» Tasks to carry out:
1: In the methods passage on identifying unknown compounds, what mass window was used for the full scan analysis?
2: List every material that the methods passage on identifying unknown compounds names as a field blank.
3: Pick up the methods passage on identifying unknown compounds right after its final line, "N = number of tests.", and keep writing it.

------ Text under study

The identification of unknown compounds was conducted using accurate mass, elemental composition and MS/MS fragmentation data obtained through collision-induced dissociation with electrospray ionization in both positive (ESI +) and negative (ESI −) ionization modes. A full scan analysis of HPLC grade methanol, which served as the extraction solvent and field blank (paper bag, aluminium foil and zip-lock covers), was performed with a mass window ranging from 50 to 1000 Da in both ionization modes. The same protocol was followed for sample analysis. Similar peaks that appeared in the solvent, blank and sample were removed to isolate the peaks corresponding to unknown compounds. The charge state of the parent ion (whether single or multiple) was determined by examining the isotopic mass pattern. The tentative identification of compounds was based on the elemental composition predicted by Masslynx (V4.1), and the online database ChemSpider was utilized for further analysis.

Two analytical standards mono-butylphthalate (MBP) (CAS: 131–70-4) and ( ±)-metoprolol ( +)-tartrate salt (CAS: 56392–17-7) were used to confirm the presence of identified compounds in MP and dust matrices. The linearity of the method was assessed by preparing standard solutions at five different concentrations (0.2–1 ppm). The coefficient of determinant (r2) for the target analytes (MBP and metoprolol) is ≥ 0.99 as shown in figure S2 and S3. The method detection limit (MDL) and limit of quantification (LOQ) were calculated using Eqs. (1) and (2) respectively:

$$\mathrm{MDL}\left(\mathrm{method}\;\mathrm{detection}\;\mathrm{limit}\right)=3.3\times\left(\mathrm S.\mathrm D.\;\mathrm{of}\;\mathrm{theintercept}/\mathrm{slope}\right)$$
(1)
$$\mathrm{LOQ}\left(\mathrm{limit}\;\mathrm{of}\;\mathrm{quantification}\right)=10\times\left(\mathrm S.\mathrm D.\;\mathrm{of}\;\mathrm{theintercept}/\mathrm{slope}\right)$$
(2)

where,

S.D (standard deviation) = S.E (standard error) of intercept × √N.

N = number of tests.

------------
------ Data excerpts

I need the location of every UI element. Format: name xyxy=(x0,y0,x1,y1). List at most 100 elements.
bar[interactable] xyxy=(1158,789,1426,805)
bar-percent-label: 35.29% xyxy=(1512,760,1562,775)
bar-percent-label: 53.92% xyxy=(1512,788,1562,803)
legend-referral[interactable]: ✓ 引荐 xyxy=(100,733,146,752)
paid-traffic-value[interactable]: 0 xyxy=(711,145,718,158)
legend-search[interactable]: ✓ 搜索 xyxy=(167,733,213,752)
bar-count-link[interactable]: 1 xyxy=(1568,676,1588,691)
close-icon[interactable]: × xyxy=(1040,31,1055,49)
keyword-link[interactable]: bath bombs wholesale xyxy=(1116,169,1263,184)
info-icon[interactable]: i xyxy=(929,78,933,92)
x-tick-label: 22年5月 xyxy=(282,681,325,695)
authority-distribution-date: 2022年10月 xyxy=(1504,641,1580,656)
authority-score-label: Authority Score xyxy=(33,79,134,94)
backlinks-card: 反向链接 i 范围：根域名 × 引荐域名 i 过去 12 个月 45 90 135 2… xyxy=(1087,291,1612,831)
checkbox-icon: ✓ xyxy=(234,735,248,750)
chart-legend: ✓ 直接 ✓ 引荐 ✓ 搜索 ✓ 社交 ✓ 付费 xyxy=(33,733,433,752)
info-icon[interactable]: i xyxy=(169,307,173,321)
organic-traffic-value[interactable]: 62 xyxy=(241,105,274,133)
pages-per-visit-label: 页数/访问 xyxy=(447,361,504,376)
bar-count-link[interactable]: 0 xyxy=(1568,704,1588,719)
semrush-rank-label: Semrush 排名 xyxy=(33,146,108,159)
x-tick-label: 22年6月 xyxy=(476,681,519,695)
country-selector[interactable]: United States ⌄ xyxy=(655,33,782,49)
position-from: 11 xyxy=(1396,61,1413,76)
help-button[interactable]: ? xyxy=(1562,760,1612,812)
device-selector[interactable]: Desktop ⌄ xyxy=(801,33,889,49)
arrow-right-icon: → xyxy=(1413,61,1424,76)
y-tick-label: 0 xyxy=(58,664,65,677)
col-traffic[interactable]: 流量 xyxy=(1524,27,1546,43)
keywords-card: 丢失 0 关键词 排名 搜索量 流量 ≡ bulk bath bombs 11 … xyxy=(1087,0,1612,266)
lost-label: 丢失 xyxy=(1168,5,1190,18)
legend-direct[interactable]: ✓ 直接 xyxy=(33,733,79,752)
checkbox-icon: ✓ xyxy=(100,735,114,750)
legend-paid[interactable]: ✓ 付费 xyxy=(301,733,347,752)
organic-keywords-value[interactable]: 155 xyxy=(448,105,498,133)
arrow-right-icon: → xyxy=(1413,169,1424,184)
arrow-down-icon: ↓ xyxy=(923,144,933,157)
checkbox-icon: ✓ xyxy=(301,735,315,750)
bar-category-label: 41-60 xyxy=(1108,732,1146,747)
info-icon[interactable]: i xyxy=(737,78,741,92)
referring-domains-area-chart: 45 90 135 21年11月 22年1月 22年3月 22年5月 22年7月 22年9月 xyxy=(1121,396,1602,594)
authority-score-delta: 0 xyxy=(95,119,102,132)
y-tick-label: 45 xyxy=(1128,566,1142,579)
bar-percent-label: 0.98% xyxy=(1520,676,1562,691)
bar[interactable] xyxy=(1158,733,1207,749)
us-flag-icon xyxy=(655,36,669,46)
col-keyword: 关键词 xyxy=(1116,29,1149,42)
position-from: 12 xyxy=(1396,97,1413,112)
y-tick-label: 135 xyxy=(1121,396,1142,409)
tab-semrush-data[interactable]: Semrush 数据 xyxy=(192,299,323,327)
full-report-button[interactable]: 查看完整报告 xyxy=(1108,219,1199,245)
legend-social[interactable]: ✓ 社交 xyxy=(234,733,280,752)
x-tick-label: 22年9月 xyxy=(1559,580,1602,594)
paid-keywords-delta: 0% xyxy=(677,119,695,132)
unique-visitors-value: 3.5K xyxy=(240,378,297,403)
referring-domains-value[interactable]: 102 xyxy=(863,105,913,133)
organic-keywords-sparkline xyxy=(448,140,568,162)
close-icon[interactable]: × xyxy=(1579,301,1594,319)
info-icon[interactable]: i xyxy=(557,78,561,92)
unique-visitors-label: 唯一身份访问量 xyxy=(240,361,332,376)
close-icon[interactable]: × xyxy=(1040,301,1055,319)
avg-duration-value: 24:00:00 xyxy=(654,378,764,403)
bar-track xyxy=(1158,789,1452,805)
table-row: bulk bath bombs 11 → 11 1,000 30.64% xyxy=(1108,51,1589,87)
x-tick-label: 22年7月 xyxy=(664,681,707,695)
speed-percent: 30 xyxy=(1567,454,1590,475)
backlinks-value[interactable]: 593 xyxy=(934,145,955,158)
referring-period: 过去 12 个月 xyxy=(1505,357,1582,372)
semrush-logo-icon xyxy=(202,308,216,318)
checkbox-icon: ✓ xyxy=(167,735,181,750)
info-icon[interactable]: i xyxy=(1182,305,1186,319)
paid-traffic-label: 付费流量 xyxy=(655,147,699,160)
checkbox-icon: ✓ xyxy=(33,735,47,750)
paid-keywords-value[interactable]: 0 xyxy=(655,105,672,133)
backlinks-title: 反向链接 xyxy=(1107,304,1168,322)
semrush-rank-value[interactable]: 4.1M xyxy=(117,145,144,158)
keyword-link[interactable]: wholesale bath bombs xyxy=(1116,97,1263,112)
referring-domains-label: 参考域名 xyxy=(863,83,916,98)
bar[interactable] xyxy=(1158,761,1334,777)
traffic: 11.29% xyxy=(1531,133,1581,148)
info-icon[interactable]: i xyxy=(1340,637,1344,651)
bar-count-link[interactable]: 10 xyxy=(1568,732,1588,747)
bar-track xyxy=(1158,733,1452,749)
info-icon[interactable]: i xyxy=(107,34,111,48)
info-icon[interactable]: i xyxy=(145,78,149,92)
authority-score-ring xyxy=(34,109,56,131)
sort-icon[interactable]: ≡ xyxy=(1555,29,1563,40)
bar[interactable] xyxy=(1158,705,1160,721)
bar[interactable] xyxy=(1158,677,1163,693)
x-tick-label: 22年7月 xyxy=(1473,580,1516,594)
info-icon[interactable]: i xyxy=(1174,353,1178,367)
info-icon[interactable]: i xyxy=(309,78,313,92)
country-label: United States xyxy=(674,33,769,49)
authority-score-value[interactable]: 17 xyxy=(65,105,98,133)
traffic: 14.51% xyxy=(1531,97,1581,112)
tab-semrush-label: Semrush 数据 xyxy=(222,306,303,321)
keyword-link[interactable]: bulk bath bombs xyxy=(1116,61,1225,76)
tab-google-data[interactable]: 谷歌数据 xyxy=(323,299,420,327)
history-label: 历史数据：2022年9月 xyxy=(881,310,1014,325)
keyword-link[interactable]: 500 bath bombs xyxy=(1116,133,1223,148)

------------

» Answers given:
1: 50 to 1000 Da

2: Paper bag, aluminium foil, and zip-lock covers

3:
The MDL and LOQ for MBP were determined to be 0.005 ppm and 0.03 ppm respectively, while for metoprolol, they were 0.08 ppm and 0.254 ppm respectively. To monitor laboratory contamination, a procedural blank was analysed after each sample runs. The intra-day and inter-day relative standard deviation (RSD) values for MBP and metoprolol were both below 10%.

Statistical analysis

The calculations were performed using Microsoft Excel 2016 and IBM SPSS statistics 22 software. The Shapiro–Wilk test was used to test the distribution of MPs across the sampling locations. Spearman rho correlation was applied to test the relationship between various groups. The tests were considered statistically significant when p values were less than 0.01.

Human exposure to MP via ingestion

The human exposure to MPs via ingestion was calculated for different age groups (infants (0.5–1 year), toddlers (2–3 years), children (6–12 years), teenagers (12–21 years), adults (≥ 21)) based on the Eq. (3) given below:

$${EDI}_{ingestion}=\left(C\ast f\ast m_{di}\right)/BW$$
(3)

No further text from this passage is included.